** Start **

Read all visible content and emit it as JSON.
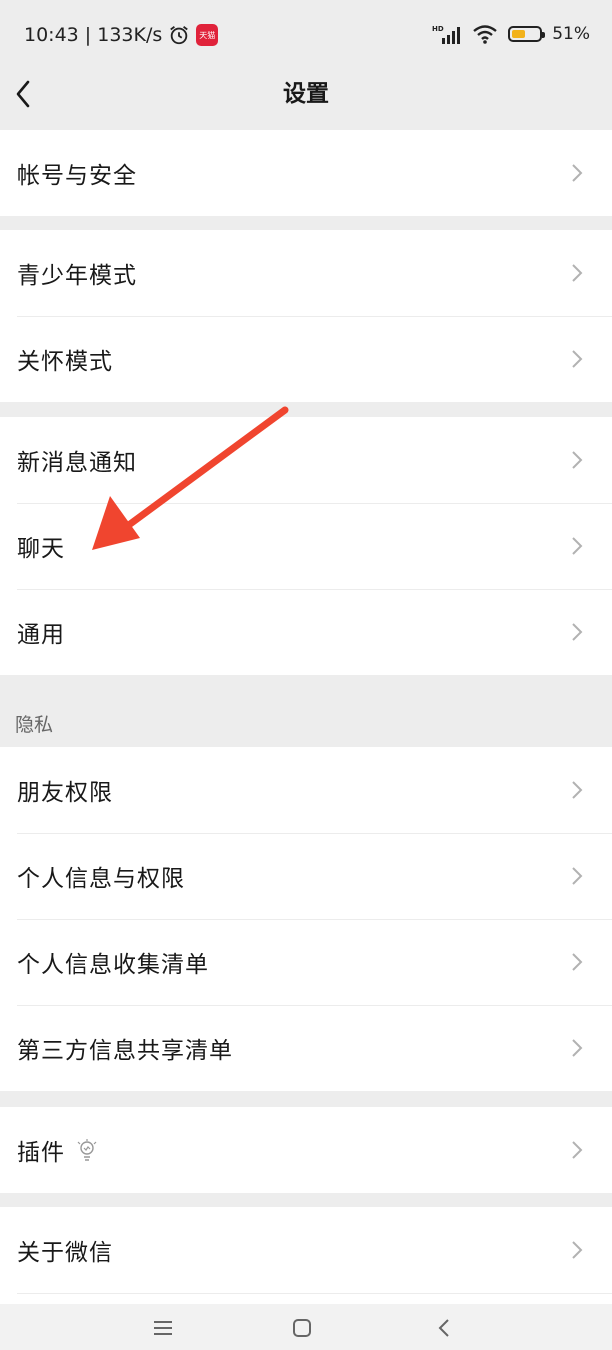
{
  "status_bar": {
    "time_speed": "10:43 | 133K/s",
    "network": "HD",
    "battery_percent": "51%",
    "battery_level": 0.51,
    "app_badge": "天猫"
  },
  "header": {
    "title": "设置"
  },
  "groups": [
    {
      "items": [
        {
          "label": "帐号与安全"
        }
      ]
    },
    {
      "items": [
        {
          "label": "青少年模式"
        },
        {
          "label": "关怀模式"
        }
      ]
    },
    {
      "items": [
        {
          "label": "新消息通知"
        },
        {
          "label": "聊天"
        },
        {
          "label": "通用"
        }
      ]
    },
    {
      "header": "隐私",
      "items": [
        {
          "label": "朋友权限"
        },
        {
          "label": "个人信息与权限"
        },
        {
          "label": "个人信息收集清单"
        },
        {
          "label": "第三方信息共享清单"
        }
      ]
    },
    {
      "items": [
        {
          "label": "插件",
          "icon": "lightbulb-icon"
        }
      ]
    },
    {
      "items": [
        {
          "label": "关于微信"
        }
      ]
    }
  ],
  "annotation": {
    "color": "#f0452f"
  },
  "colors": {
    "background": "#ededed",
    "surface": "#ffffff",
    "text": "#191919",
    "chevron": "#b2b2b2"
  }
}
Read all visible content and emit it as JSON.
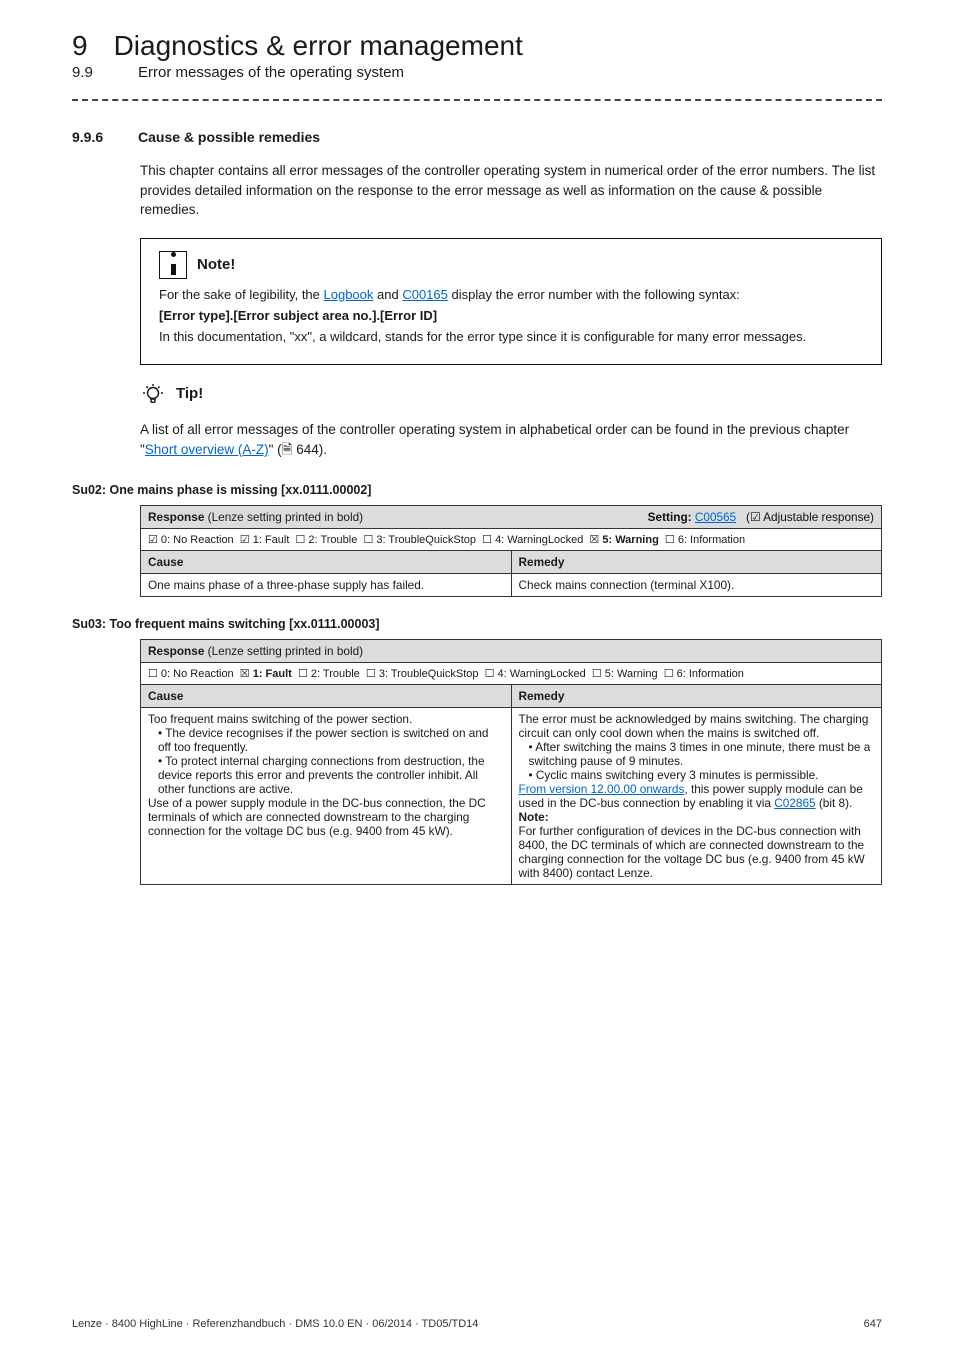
{
  "header": {
    "chapterNum": "9",
    "chapterTitle": "Diagnostics & error management",
    "sectionNum": "9.9",
    "sectionTitle": "Error messages of the operating system"
  },
  "subsection": {
    "num": "9.9.6",
    "title": "Cause & possible remedies"
  },
  "intro": "This chapter contains all error messages of the controller operating system in numerical order of the error numbers. The list provides detailed information on the response to the error message as well as information on the cause & possible remedies.",
  "note": {
    "label": "Note!",
    "p1a": "For the sake of legibility, the ",
    "logbook": "Logbook",
    "p1b": " and ",
    "c00165": "C00165",
    "p1c": " display the error number with the following syntax:",
    "syntax": "[Error type].[Error subject area no.].[Error ID]",
    "p2": "In this documentation, \"xx\", a wildcard, stands for the error type since it is configurable for many error messages."
  },
  "tip": {
    "label": "Tip!",
    "p_a": "A list of all error messages of the controller operating system in alphabetical order can be found in the previous chapter \"",
    "p_link": "Short overview (A-Z)",
    "p_b": "\"  (🗎 644)."
  },
  "err1": {
    "heading": "Su02: One mains phase is missing [xx.0111.00002]",
    "responseLabel": "Response",
    "responseNote": " (Lenze setting printed in bold)",
    "settingLabel": "Setting:",
    "settingCode": "C00565",
    "settingAdj": "(☑ Adjustable response)",
    "opts": "☑ 0: No Reaction  ☑ 1: Fault  ☐ 2: Trouble  ☐ 3: TroubleQuickStop  ☐ 4: WarningLocked  ☒ 5: Warning  ☐ 6: Information",
    "causeH": "Cause",
    "remedyH": "Remedy",
    "cause": "One mains phase of a three-phase supply has failed.",
    "remedy": "Check mains connection (terminal X100)."
  },
  "err2": {
    "heading": "Su03: Too frequent mains switching [xx.0111.00003]",
    "responseLabel": "Response",
    "responseNote": " (Lenze setting printed in bold)",
    "opts": "☐ 0: No Reaction  ☒ 1: Fault  ☐ 2: Trouble  ☐ 3: TroubleQuickStop  ☐ 4: WarningLocked  ☐ 5: Warning  ☐ 6: Information",
    "causeH": "Cause",
    "remedyH": "Remedy",
    "cause_l1": "Too frequent mains switching of the power section.",
    "cause_b1": "• The device recognises if the power section is switched on and off too frequently.",
    "cause_b2": "• To protect internal charging connections from destruction, the device reports this error and prevents the controller inhibit. All other functions are active.",
    "cause_l2": "Use of a power supply module in the DC-bus connection, the DC terminals of which are connected downstream to the charging connection for the voltage DC bus (e.g. 9400 from 45 kW).",
    "rem_l1": "The error must be acknowledged by mains switching. The charging circuit can only cool down when the mains is switched off.",
    "rem_b1": "• After switching the mains 3 times in one minute, there must be a switching pause of 9 minutes.",
    "rem_b2": "• Cyclic mains switching every 3 minutes is permissible.",
    "rem_link1": "From version 12.00.00 onwards",
    "rem_l2": ", this power supply module can be used in the DC-bus connection by enabling it via ",
    "rem_link2": "C02865",
    "rem_l2b": " (bit 8).",
    "rem_noteH": "Note:",
    "rem_note": "For further configuration of devices in the DC-bus connection with 8400, the DC terminals of which are connected downstream to the charging connection for the voltage DC bus (e.g. 9400 from 45 kW with 8400) contact Lenze."
  },
  "footer": {
    "left": "Lenze · 8400 HighLine · Referenzhandbuch · DMS 10.0 EN · 06/2014 · TD05/TD14",
    "right": "647"
  }
}
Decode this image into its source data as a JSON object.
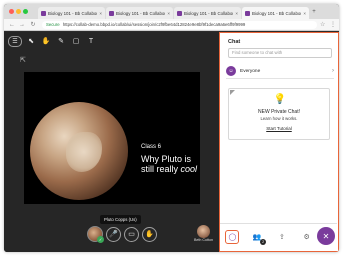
{
  "browser": {
    "tabs": [
      {
        "label": "Biology 101 - Bb Collabora",
        "close": "×"
      },
      {
        "label": "Biology 101 - Bb Collabora",
        "close": "×"
      },
      {
        "label": "Biology 101 - Bb Collabora",
        "close": "×"
      },
      {
        "label": "Biology 101 - Bb Collabora",
        "close": "×"
      }
    ],
    "new_tab": "+",
    "secure_label": "Secure",
    "url": "https://collab-demo.bbpd.io/collab/ui/session/join/c2f9fbe64d12824e9e8bf9f1deca9a6e6ff9f9999",
    "back": "←",
    "forward": "→",
    "reload": "↻",
    "star": "☆",
    "menu": "⋮"
  },
  "toolbar": {
    "menu_icon": "☰",
    "select_icon": "⬉",
    "hand_icon": "✋",
    "pen_icon": "✎",
    "shape_icon": "▢",
    "text_icon": "T",
    "share_icon": "⇱"
  },
  "slide": {
    "class_label": "Class 6",
    "title_main": "Why Pluto is still really ",
    "title_em": "cool"
  },
  "session": {
    "tooltip": "Pluto Copps  (Us)",
    "presenter_name": "Beth Cotton",
    "status_icon": "✓",
    "mic_icon": "🎤",
    "camera_icon": "▭",
    "hand_raise_icon": "✋"
  },
  "chat": {
    "title": "Chat",
    "search_placeholder": "Find someone to chat with",
    "everyone_label": "Everyone",
    "everyone_icon": "☺",
    "chevron": "›",
    "card_title": "NEW Private Chat!",
    "card_subtitle": "Learn how it works.",
    "card_link": "Start Tutorial",
    "lightbulb_icon": "💡"
  },
  "panel_tabs": {
    "chat_icon": "◯",
    "attendees_icon": "👥",
    "attendee_count": "2",
    "share_icon": "⇪",
    "settings_icon": "⚙",
    "close_icon": "✕"
  },
  "colors": {
    "accent": "#7a3b9c",
    "highlight": "#e8653a",
    "stage_bg": "#262626"
  }
}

** End **

§ TO BE DONE: All the records above need to be given again word for word. Skip the pictures.

§ WRITTEN RESPONSE:
Read all visible content and emit it as JSON.
{
  "status_bar": {
    "time_speed": "10:43 | 133K/s",
    "network": "HD",
    "battery_percent": "51%",
    "battery_level": 0.51,
    "app_badge": "天猫"
  },
  "header": {
    "title": "设置"
  },
  "groups": [
    {
      "items": [
        {
          "label": "帐号与安全"
        }
      ]
    },
    {
      "items": [
        {
          "label": "青少年模式"
        },
        {
          "label": "关怀模式"
        }
      ]
    },
    {
      "items": [
        {
          "label": "新消息通知"
        },
        {
          "label": "聊天"
        },
        {
          "label": "通用"
        }
      ]
    },
    {
      "header": "隐私",
      "items": [
        {
          "label": "朋友权限"
        },
        {
          "label": "个人信息与权限"
        },
        {
          "label": "个人信息收集清单"
        },
        {
          "label": "第三方信息共享清单"
        }
      ]
    },
    {
      "items": [
        {
          "label": "插件",
          "icon": "lightbulb-icon"
        }
      ]
    },
    {
      "items": [
        {
          "label": "关于微信"
        }
      ]
    }
  ],
  "annotation": {
    "color": "#f0452f"
  },
  "colors": {
    "background": "#ededed",
    "surface": "#ffffff",
    "text": "#191919",
    "chevron": "#b2b2b2"
  }
}
Read all visible content and emit it as JSON.
{
  "header": {
    "chapterNum": "9",
    "chapterTitle": "Diagnostics & error management",
    "sectionNum": "9.9",
    "sectionTitle": "Error messages of the operating system"
  },
  "subsection": {
    "num": "9.9.6",
    "title": "Cause & possible remedies"
  },
  "intro": "This chapter contains all error messages of the controller operating system in numerical order of the error numbers. The list provides detailed information on the response to the error message as well as information on the cause & possible remedies.",
  "note": {
    "label": "Note!",
    "p1a": "For the sake of legibility, the ",
    "logbook": "Logbook",
    "p1b": " and ",
    "c00165": "C00165",
    "p1c": " display the error number with the following syntax:",
    "syntax": "[Error type].[Error subject area no.].[Error ID]",
    "p2": "In this documentation, \"xx\", a wildcard, stands for the error type since it is configurable for many error messages."
  },
  "tip": {
    "label": "Tip!",
    "p_a": "A list of all error messages of the controller operating system in alphabetical order can be found in the previous chapter \"",
    "p_link": "Short overview (A-Z)",
    "p_b": "\"  (🗎 644)."
  },
  "err1": {
    "heading": "Su02: One mains phase is missing [xx.0111.00002]",
    "responseLabel": "Response",
    "responseNote": " (Lenze setting printed in bold)",
    "settingLabel": "Setting:",
    "settingCode": "C00565",
    "settingAdj": "(☑ Adjustable response)",
    "opts": "☑ 0: No Reaction  ☑ 1: Fault  ☐ 2: Trouble  ☐ 3: TroubleQuickStop  ☐ 4: WarningLocked  ☒ 5: Warning  ☐ 6: Information",
    "causeH": "Cause",
    "remedyH": "Remedy",
    "cause": "One mains phase of a three-phase supply has failed.",
    "remedy": "Check mains connection (terminal X100)."
  },
  "err2": {
    "heading": "Su03: Too frequent mains switching [xx.0111.00003]",
    "responseLabel": "Response",
    "responseNote": " (Lenze setting printed in bold)",
    "opts": "☐ 0: No Reaction  ☒ 1: Fault  ☐ 2: Trouble  ☐ 3: TroubleQuickStop  ☐ 4: WarningLocked  ☐ 5: Warning  ☐ 6: Information",
    "causeH": "Cause",
    "remedyH": "Remedy",
    "cause_l1": "Too frequent mains switching of the power section.",
    "cause_b1": "• The device recognises if the power section is switched on and off too frequently.",
    "cause_b2": "• To protect internal charging connections from destruction, the device reports this error and prevents the controller inhibit. All other functions are active.",
    "cause_l2": "Use of a power supply module in the DC-bus connection, the DC terminals of which are connected downstream to the charging connection for the voltage DC bus (e.g. 9400 from 45 kW).",
    "rem_l1": "The error must be acknowledged by mains switching. The charging circuit can only cool down when the mains is switched off.",
    "rem_b1": "• After switching the mains 3 times in one minute, there must be a switching pause of 9 minutes.",
    "rem_b2": "• Cyclic mains switching every 3 minutes is permissible.",
    "rem_link1": "From version 12.00.00 onwards",
    "rem_l2": ", this power supply module can be used in the DC-bus connection by enabling it via ",
    "rem_link2": "C02865",
    "rem_l2b": " (bit 8).",
    "rem_noteH": "Note:",
    "rem_note": "For further configuration of devices in the DC-bus connection with 8400, the DC terminals of which are connected downstream to the charging connection for the voltage DC bus (e.g. 9400 from 45 kW with 8400) contact Lenze."
  },
  "footer": {
    "left": "Lenze · 8400 HighLine · Referenzhandbuch · DMS 10.0 EN · 06/2014 · TD05/TD14",
    "right": "647"
  }
}
Decode this image into its source data as a JSON object.
{
  "browser": {
    "tabs": [
      {
        "label": "Biology 101 - Bb Collabora",
        "close": "×"
      },
      {
        "label": "Biology 101 - Bb Collabora",
        "close": "×"
      },
      {
        "label": "Biology 101 - Bb Collabora",
        "close": "×"
      },
      {
        "label": "Biology 101 - Bb Collabora",
        "close": "×"
      }
    ],
    "new_tab": "+",
    "secure_label": "Secure",
    "url": "https://collab-demo.bbpd.io/collab/ui/session/join/c2f9fbe64d12824e9e8bf9f1deca9a6e6ff9f9999",
    "back": "←",
    "forward": "→",
    "reload": "↻",
    "star": "☆",
    "menu": "⋮"
  },
  "toolbar": {
    "menu_icon": "☰",
    "select_icon": "⬉",
    "hand_icon": "✋",
    "pen_icon": "✎",
    "shape_icon": "▢",
    "text_icon": "T",
    "share_icon": "⇱"
  },
  "slide": {
    "class_label": "Class 6",
    "title_main": "Why Pluto is still really ",
    "title_em": "cool"
  },
  "session": {
    "tooltip": "Pluto Copps  (Us)",
    "presenter_name": "Beth Cotton",
    "status_icon": "✓",
    "mic_icon": "🎤",
    "camera_icon": "▭",
    "hand_raise_icon": "✋"
  },
  "chat": {
    "title": "Chat",
    "search_placeholder": "Find someone to chat with",
    "everyone_label": "Everyone",
    "everyone_icon": "☺",
    "chevron": "›",
    "card_title": "NEW Private Chat!",
    "card_subtitle": "Learn how it works.",
    "card_link": "Start Tutorial",
    "lightbulb_icon": "💡"
  },
  "panel_tabs": {
    "chat_icon": "◯",
    "attendees_icon": "👥",
    "attendee_count": "2",
    "share_icon": "⇪",
    "settings_icon": "⚙",
    "close_icon": "✕"
  },
  "colors": {
    "accent": "#7a3b9c",
    "highlight": "#e8653a",
    "stage_bg": "#262626"
  }
}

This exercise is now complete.